[PROBLEM DESCRIPTION]: Copy out each line exactly as it appears.

[WORKING DATA]:
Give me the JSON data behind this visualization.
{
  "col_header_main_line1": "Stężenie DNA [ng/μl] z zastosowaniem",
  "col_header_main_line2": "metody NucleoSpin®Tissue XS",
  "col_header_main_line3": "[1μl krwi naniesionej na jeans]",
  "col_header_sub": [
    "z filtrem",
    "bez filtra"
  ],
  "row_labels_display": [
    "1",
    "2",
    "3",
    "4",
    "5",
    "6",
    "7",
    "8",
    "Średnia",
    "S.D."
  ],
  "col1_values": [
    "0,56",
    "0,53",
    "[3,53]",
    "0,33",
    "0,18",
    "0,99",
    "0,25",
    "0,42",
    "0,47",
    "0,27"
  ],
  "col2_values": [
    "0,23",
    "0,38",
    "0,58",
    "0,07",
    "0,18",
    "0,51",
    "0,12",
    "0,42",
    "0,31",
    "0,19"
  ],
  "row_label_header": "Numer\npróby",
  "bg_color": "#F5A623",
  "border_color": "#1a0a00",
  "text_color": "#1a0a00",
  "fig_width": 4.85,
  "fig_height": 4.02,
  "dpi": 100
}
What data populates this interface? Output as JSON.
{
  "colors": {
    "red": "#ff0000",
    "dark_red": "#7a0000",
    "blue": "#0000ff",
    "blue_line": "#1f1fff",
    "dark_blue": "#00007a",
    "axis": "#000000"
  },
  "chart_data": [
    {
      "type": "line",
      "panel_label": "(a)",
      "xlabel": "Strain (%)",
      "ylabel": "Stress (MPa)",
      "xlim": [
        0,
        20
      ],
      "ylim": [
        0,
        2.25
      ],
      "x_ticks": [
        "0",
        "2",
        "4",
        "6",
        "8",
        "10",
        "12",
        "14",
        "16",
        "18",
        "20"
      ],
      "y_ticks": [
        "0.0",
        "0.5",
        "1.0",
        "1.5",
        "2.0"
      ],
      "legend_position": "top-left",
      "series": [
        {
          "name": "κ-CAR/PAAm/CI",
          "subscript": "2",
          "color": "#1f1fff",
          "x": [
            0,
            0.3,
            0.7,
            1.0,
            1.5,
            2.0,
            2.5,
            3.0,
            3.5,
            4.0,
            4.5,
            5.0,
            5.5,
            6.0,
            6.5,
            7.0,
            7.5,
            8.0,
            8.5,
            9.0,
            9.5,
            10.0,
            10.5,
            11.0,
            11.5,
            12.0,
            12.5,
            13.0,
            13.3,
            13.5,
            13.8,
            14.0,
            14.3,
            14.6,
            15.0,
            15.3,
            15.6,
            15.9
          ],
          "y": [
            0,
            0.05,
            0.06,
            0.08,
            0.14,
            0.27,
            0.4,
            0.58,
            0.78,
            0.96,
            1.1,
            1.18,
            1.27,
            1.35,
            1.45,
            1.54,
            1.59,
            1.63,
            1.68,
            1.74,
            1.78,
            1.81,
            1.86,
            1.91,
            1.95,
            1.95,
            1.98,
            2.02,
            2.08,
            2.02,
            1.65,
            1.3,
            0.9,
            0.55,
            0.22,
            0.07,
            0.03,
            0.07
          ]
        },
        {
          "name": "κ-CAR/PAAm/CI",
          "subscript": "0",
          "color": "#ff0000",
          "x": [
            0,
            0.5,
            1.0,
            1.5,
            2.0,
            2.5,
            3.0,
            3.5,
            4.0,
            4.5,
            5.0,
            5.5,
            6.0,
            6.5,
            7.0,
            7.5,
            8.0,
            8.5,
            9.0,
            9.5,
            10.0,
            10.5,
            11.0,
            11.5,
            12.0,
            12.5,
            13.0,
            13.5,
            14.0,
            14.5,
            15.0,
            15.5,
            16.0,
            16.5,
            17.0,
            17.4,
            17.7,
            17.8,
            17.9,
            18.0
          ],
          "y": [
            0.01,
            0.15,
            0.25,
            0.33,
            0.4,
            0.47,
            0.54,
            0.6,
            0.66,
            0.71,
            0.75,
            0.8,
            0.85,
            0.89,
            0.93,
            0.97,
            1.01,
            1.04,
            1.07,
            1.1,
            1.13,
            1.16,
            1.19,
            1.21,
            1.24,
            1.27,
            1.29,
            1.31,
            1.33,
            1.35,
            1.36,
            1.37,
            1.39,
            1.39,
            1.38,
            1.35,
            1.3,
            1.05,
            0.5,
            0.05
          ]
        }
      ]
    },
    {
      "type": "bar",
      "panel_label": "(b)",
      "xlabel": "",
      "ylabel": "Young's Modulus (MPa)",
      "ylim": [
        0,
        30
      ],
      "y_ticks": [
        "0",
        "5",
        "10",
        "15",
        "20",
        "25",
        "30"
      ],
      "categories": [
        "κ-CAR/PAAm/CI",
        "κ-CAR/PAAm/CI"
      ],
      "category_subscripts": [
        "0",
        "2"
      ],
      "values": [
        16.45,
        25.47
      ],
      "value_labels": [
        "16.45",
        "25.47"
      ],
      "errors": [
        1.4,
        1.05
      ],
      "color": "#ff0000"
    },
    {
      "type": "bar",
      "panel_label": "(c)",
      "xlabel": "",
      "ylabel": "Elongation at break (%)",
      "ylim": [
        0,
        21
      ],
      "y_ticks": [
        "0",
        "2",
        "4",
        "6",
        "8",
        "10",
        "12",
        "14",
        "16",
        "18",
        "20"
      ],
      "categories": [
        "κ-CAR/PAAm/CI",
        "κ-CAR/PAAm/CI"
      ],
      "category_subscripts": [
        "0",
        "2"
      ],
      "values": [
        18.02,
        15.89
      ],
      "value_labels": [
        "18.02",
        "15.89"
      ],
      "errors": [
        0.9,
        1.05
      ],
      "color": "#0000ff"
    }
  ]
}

[COMPLETE RESPONSE]:
Give me the JSON data behind this visualization.
{
  "col_header_main_line1": "Stężenie DNA [ng/μl] z zastosowaniem",
  "col_header_main_line2": "metody NucleoSpin®Tissue XS",
  "col_header_main_line3": "[1μl krwi naniesionej na jeans]",
  "col_header_sub": [
    "z filtrem",
    "bez filtra"
  ],
  "row_labels_display": [
    "1",
    "2",
    "3",
    "4",
    "5",
    "6",
    "7",
    "8",
    "Średnia",
    "S.D."
  ],
  "col1_values": [
    "0,56",
    "0,53",
    "[3,53]",
    "0,33",
    "0,18",
    "0,99",
    "0,25",
    "0,42",
    "0,47",
    "0,27"
  ],
  "col2_values": [
    "0,23",
    "0,38",
    "0,58",
    "0,07",
    "0,18",
    "0,51",
    "0,12",
    "0,42",
    "0,31",
    "0,19"
  ],
  "row_label_header": "Numer\npróby",
  "bg_color": "#F5A623",
  "border_color": "#1a0a00",
  "text_color": "#1a0a00",
  "fig_width": 4.85,
  "fig_height": 4.02,
  "dpi": 100
}
What data populates this interface? Output as JSON.
{
  "colors": {
    "red": "#ff0000",
    "dark_red": "#7a0000",
    "blue": "#0000ff",
    "blue_line": "#1f1fff",
    "dark_blue": "#00007a",
    "axis": "#000000"
  },
  "chart_data": [
    {
      "type": "line",
      "panel_label": "(a)",
      "xlabel": "Strain (%)",
      "ylabel": "Stress (MPa)",
      "xlim": [
        0,
        20
      ],
      "ylim": [
        0,
        2.25
      ],
      "x_ticks": [
        "0",
        "2",
        "4",
        "6",
        "8",
        "10",
        "12",
        "14",
        "16",
        "18",
        "20"
      ],
      "y_ticks": [
        "0.0",
        "0.5",
        "1.0",
        "1.5",
        "2.0"
      ],
      "legend_position": "top-left",
      "series": [
        {
          "name": "κ-CAR/PAAm/CI",
          "subscript": "2",
          "color": "#1f1fff",
          "x": [
            0,
            0.3,
            0.7,
            1.0,
            1.5,
            2.0,
            2.5,
            3.0,
            3.5,
            4.0,
            4.5,
            5.0,
            5.5,
            6.0,
            6.5,
            7.0,
            7.5,
            8.0,
            8.5,
            9.0,
            9.5,
            10.0,
            10.5,
            11.0,
            11.5,
            12.0,
            12.5,
            13.0,
            13.3,
            13.5,
            13.8,
            14.0,
            14.3,
            14.6,
            15.0,
            15.3,
            15.6,
            15.9
          ],
          "y": [
            0,
            0.05,
            0.06,
            0.08,
            0.14,
            0.27,
            0.4,
            0.58,
            0.78,
            0.96,
            1.1,
            1.18,
            1.27,
            1.35,
            1.45,
            1.54,
            1.59,
            1.63,
            1.68,
            1.74,
            1.78,
            1.81,
            1.86,
            1.91,
            1.95,
            1.95,
            1.98,
            2.02,
            2.08,
            2.02,
            1.65,
            1.3,
            0.9,
            0.55,
            0.22,
            0.07,
            0.03,
            0.07
          ]
        },
        {
          "name": "κ-CAR/PAAm/CI",
          "subscript": "0",
          "color": "#ff0000",
          "x": [
            0,
            0.5,
            1.0,
            1.5,
            2.0,
            2.5,
            3.0,
            3.5,
            4.0,
            4.5,
            5.0,
            5.5,
            6.0,
            6.5,
            7.0,
            7.5,
            8.0,
            8.5,
            9.0,
            9.5,
            10.0,
            10.5,
            11.0,
            11.5,
            12.0,
            12.5,
            13.0,
            13.5,
            14.0,
            14.5,
            15.0,
            15.5,
            16.0,
            16.5,
            17.0,
            17.4,
            17.7,
            17.8,
            17.9,
            18.0
          ],
          "y": [
            0.01,
            0.15,
            0.25,
            0.33,
            0.4,
            0.47,
            0.54,
            0.6,
            0.66,
            0.71,
            0.75,
            0.8,
            0.85,
            0.89,
            0.93,
            0.97,
            1.01,
            1.04,
            1.07,
            1.1,
            1.13,
            1.16,
            1.19,
            1.21,
            1.24,
            1.27,
            1.29,
            1.31,
            1.33,
            1.35,
            1.36,
            1.37,
            1.39,
            1.39,
            1.38,
            1.35,
            1.3,
            1.05,
            0.5,
            0.05
          ]
        }
      ]
    },
    {
      "type": "bar",
      "panel_label": "(b)",
      "xlabel": "",
      "ylabel": "Young's Modulus (MPa)",
      "ylim": [
        0,
        30
      ],
      "y_ticks": [
        "0",
        "5",
        "10",
        "15",
        "20",
        "25",
        "30"
      ],
      "categories": [
        "κ-CAR/PAAm/CI",
        "κ-CAR/PAAm/CI"
      ],
      "category_subscripts": [
        "0",
        "2"
      ],
      "values": [
        16.45,
        25.47
      ],
      "value_labels": [
        "16.45",
        "25.47"
      ],
      "errors": [
        1.4,
        1.05
      ],
      "color": "#ff0000"
    },
    {
      "type": "bar",
      "panel_label": "(c)",
      "xlabel": "",
      "ylabel": "Elongation at break (%)",
      "ylim": [
        0,
        21
      ],
      "y_ticks": [
        "0",
        "2",
        "4",
        "6",
        "8",
        "10",
        "12",
        "14",
        "16",
        "18",
        "20"
      ],
      "categories": [
        "κ-CAR/PAAm/CI",
        "κ-CAR/PAAm/CI"
      ],
      "category_subscripts": [
        "0",
        "2"
      ],
      "values": [
        18.02,
        15.89
      ],
      "value_labels": [
        "18.02",
        "15.89"
      ],
      "errors": [
        0.9,
        1.05
      ],
      "color": "#0000ff"
    }
  ]
}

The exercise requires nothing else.